Material to process start

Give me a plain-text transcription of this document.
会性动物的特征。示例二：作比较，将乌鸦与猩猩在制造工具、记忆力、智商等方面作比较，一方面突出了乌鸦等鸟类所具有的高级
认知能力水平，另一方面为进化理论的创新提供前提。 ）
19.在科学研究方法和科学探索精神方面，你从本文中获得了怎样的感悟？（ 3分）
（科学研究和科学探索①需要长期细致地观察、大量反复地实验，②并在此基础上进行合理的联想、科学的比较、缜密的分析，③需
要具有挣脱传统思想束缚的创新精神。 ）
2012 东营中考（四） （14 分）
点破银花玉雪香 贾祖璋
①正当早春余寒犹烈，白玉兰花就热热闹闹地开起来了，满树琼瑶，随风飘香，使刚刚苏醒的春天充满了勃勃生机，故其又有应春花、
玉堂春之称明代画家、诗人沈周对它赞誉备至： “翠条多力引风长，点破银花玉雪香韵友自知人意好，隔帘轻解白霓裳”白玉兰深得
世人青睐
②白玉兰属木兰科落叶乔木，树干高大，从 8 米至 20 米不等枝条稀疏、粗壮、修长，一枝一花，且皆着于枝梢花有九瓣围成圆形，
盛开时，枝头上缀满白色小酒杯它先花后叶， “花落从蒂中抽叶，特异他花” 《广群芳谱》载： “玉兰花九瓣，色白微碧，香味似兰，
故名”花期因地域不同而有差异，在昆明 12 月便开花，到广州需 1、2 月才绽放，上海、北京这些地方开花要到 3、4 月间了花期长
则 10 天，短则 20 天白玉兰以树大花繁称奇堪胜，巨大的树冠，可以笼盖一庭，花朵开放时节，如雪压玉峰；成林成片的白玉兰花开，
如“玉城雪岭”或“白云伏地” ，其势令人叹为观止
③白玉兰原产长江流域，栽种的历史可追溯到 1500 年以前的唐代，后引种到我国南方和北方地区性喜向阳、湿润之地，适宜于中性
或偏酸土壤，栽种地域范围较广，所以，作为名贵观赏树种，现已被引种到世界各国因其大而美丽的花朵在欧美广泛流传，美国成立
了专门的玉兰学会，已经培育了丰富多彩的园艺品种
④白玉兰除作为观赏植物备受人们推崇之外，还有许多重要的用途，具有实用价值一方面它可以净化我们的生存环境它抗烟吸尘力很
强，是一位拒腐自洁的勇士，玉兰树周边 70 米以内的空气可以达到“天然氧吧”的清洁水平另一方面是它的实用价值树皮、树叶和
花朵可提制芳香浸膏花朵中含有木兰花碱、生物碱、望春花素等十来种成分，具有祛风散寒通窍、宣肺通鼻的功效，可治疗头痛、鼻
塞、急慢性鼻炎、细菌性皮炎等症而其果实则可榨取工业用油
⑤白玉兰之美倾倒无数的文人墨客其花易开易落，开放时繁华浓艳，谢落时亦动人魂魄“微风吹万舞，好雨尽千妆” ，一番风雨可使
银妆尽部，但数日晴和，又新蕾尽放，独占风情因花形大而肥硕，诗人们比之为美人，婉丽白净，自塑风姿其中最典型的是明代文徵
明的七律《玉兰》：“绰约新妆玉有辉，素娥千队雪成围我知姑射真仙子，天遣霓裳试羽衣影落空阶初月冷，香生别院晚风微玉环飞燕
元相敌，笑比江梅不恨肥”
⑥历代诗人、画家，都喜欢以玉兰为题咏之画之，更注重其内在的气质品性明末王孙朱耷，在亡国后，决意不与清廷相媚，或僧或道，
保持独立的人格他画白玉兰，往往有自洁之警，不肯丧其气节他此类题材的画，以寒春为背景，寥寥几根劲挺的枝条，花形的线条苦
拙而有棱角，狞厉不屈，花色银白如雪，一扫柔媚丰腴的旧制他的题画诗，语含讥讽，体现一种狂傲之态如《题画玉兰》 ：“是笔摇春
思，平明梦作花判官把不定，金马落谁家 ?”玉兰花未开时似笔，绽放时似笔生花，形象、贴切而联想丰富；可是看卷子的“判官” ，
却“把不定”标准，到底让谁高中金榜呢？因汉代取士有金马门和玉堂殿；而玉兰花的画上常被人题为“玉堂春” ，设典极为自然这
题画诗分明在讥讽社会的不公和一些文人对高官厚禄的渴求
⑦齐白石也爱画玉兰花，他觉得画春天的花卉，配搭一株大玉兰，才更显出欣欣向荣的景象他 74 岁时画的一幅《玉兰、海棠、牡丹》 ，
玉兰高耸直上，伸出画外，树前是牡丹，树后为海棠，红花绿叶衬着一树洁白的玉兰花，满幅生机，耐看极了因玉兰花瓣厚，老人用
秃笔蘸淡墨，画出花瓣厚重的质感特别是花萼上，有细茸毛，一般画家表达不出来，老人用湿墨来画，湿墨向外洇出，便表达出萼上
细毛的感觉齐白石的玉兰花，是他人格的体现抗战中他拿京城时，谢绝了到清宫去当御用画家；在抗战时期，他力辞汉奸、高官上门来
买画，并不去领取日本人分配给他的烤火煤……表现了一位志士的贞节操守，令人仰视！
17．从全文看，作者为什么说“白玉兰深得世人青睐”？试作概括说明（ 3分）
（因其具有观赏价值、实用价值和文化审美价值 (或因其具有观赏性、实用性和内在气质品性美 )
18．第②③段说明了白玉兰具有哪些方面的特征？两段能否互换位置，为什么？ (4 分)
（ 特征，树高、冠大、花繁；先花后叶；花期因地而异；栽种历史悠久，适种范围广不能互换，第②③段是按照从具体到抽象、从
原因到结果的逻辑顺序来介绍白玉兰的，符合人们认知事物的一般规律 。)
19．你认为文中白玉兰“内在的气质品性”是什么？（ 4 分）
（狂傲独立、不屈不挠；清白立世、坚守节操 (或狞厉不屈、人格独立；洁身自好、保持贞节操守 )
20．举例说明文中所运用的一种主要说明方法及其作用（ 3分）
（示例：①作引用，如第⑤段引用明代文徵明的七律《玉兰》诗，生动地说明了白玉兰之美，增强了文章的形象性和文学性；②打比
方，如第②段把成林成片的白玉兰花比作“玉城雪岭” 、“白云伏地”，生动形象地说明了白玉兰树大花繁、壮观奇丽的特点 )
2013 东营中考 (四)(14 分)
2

Material to process end

Return each entry from the material above exactly as it appears.

Give me a plain-text transcription of this document.
会性动物的特征。示例二：作比较，将乌鸦与猩猩在制造工具、记忆力、智商等方面作比较，一方面突出了乌鸦等鸟类所具有的高级
认知能力水平，另一方面为进化理论的创新提供前提。 ）
19.在科学研究方法和科学探索精神方面，你从本文中获得了怎样的感悟？（ 3分）
（科学研究和科学探索①需要长期细致地观察、大量反复地实验，②并在此基础上进行合理的联想、科学的比较、缜密的分析，③需
要具有挣脱传统思想束缚的创新精神。 ）
2012 东营中考（四） （14 分）
点破银花玉雪香 贾祖璋
①正当早春余寒犹烈，白玉兰花就热热闹闹地开起来了，满树琼瑶，随风飘香，使刚刚苏醒的春天充满了勃勃生机，故其又有应春花、
玉堂春之称明代画家、诗人沈周对它赞誉备至： “翠条多力引风长，点破银花玉雪香韵友自知人意好，隔帘轻解白霓裳”白玉兰深得
世人青睐
②白玉兰属木兰科落叶乔木，树干高大，从 8 米至 20 米不等枝条稀疏、粗壮、修长，一枝一花，且皆着于枝梢花有九瓣围成圆形，
盛开时，枝头上缀满白色小酒杯它先花后叶， “花落从蒂中抽叶，特异他花” 《广群芳谱》载： “玉兰花九瓣，色白微碧，香味似兰，
故名”花期因地域不同而有差异，在昆明 12 月便开花，到广州需 1、2 月才绽放，上海、北京这些地方开花要到 3、4 月间了花期长
则 10 天，短则 20 天白玉兰以树大花繁称奇堪胜，巨大的树冠，可以笼盖一庭，花朵开放时节，如雪压玉峰；成林成片的白玉兰花开，
如“玉城雪岭”或“白云伏地” ，其势令人叹为观止
③白玉兰原产长江流域，栽种的历史可追溯到 1500 年以前的唐代，后引种到我国南方和北方地区性喜向阳、湿润之地，适宜于中性
或偏酸土壤，栽种地域范围较广，所以，作为名贵观赏树种，现已被引种到世界各国因其大而美丽的花朵在欧美广泛流传，美国成立
了专门的玉兰学会，已经培育了丰富多彩的园艺品种
④白玉兰除作为观赏植物备受人们推崇之外，还有许多重要的用途，具有实用价值一方面它可以净化我们的生存环境它抗烟吸尘力很
强，是一位拒腐自洁的勇士，玉兰树周边 70 米以内的空气可以达到“天然氧吧”的清洁水平另一方面是它的实用价值树皮、树叶和
花朵可提制芳香浸膏花朵中含有木兰花碱、生物碱、望春花素等十来种成分，具有祛风散寒通窍、宣肺通鼻的功效，可治疗头痛、鼻
塞、急慢性鼻炎、细菌性皮炎等症而其果实则可榨取工业用油
⑤白玉兰之美倾倒无数的文人墨客其花易开易落，开放时繁华浓艳，谢落时亦动人魂魄“微风吹万舞，好雨尽千妆” ，一番风雨可使
银妆尽部，但数日晴和，又新蕾尽放，独占风情因花形大而肥硕，诗人们比之为美人，婉丽白净，自塑风姿其中最典型的是明代文徵
明的七律《玉兰》：“绰约新妆玉有辉，素娥千队雪成围我知姑射真仙子，天遣霓裳试羽衣影落空阶初月冷，香生别院晚风微玉环飞燕
元相敌，笑比江梅不恨肥”
⑥历代诗人、画家，都喜欢以玉兰为题咏之画之，更注重其内在的气质品性明末王孙朱耷，在亡国后，决意不与清廷相媚，或僧或道，
保持独立的人格他画白玉兰，往往有自洁之警，不肯丧其气节他此类题材的画，以寒春为背景，寥寥几根劲挺的枝条，花形的线条苦
拙而有棱角，狞厉不屈，花色银白如雪，一扫柔媚丰腴的旧制他的题画诗，语含讥讽，体现一种狂傲之态如《题画玉兰》 ：“是笔摇春
思，平明梦作花判官把不定，金马落谁家 ?”玉兰花未开时似笔，绽放时似笔生花，形象、贴切而联想丰富；可是看卷子的“判官” ，
却“把不定”标准，到底让谁高中金榜呢？因汉代取士有金马门和玉堂殿；而玉兰花的画上常被人题为“玉堂春” ，设典极为自然这
题画诗分明在讥讽社会的不公和一些文人对高官厚禄的渴求
⑦齐白石也爱画玉兰花，他觉得画春天的花卉，配搭一株大玉兰，才更显出欣欣向荣的景象他 74 岁时画的一幅《玉兰、海棠、牡丹》 ，
玉兰高耸直上，伸出画外，树前是牡丹，树后为海棠，红花绿叶衬着一树洁白的玉兰花，满幅生机，耐看极了因玉兰花瓣厚，老人用
秃笔蘸淡墨，画出花瓣厚重的质感特别是花萼上，有细茸毛，一般画家表达不出来，老人用湿墨来画，湿墨向外洇出，便表达出萼上
细毛的感觉齐白石的玉兰花，是他人格的体现抗战中他拿京城时，谢绝了到清宫去当御用画家；在抗战时期，他力辞汉奸、高官上门来
买画，并不去领取日本人分配给他的烤火煤……表现了一位志士的贞节操守，令人仰视！
17．从全文看，作者为什么说“白玉兰深得世人青睐”？试作概括说明（ 3分）
（因其具有观赏价值、实用价值和文化审美价值 (或因其具有观赏性、实用性和内在气质品性美 )
18．第②③段说明了白玉兰具有哪些方面的特征？两段能否互换位置，为什么？ (4 分)
（ 特征，树高、冠大、花繁；先花后叶；花期因地而异；栽种历史悠久，适种范围广不能互换，第②③段是按照从具体到抽象、从
原因到结果的逻辑顺序来介绍白玉兰的，符合人们认知事物的一般规律 。)
19．你认为文中白玉兰“内在的气质品性”是什么？（ 4 分）
（狂傲独立、不屈不挠；清白立世、坚守节操 (或狞厉不屈、人格独立；洁身自好、保持贞节操守 )
20．举例说明文中所运用的一种主要说明方法及其作用（ 3分）
（示例：①作引用，如第⑤段引用明代文徵明的七律《玉兰》诗，生动地说明了白玉兰之美，增强了文章的形象性和文学性；②打比
方，如第②段把成林成片的白玉兰花比作“玉城雪岭” 、“白云伏地”，生动形象地说明了白玉兰树大花繁、壮观奇丽的特点 )
2013 东营中考 (四)(14 分)
2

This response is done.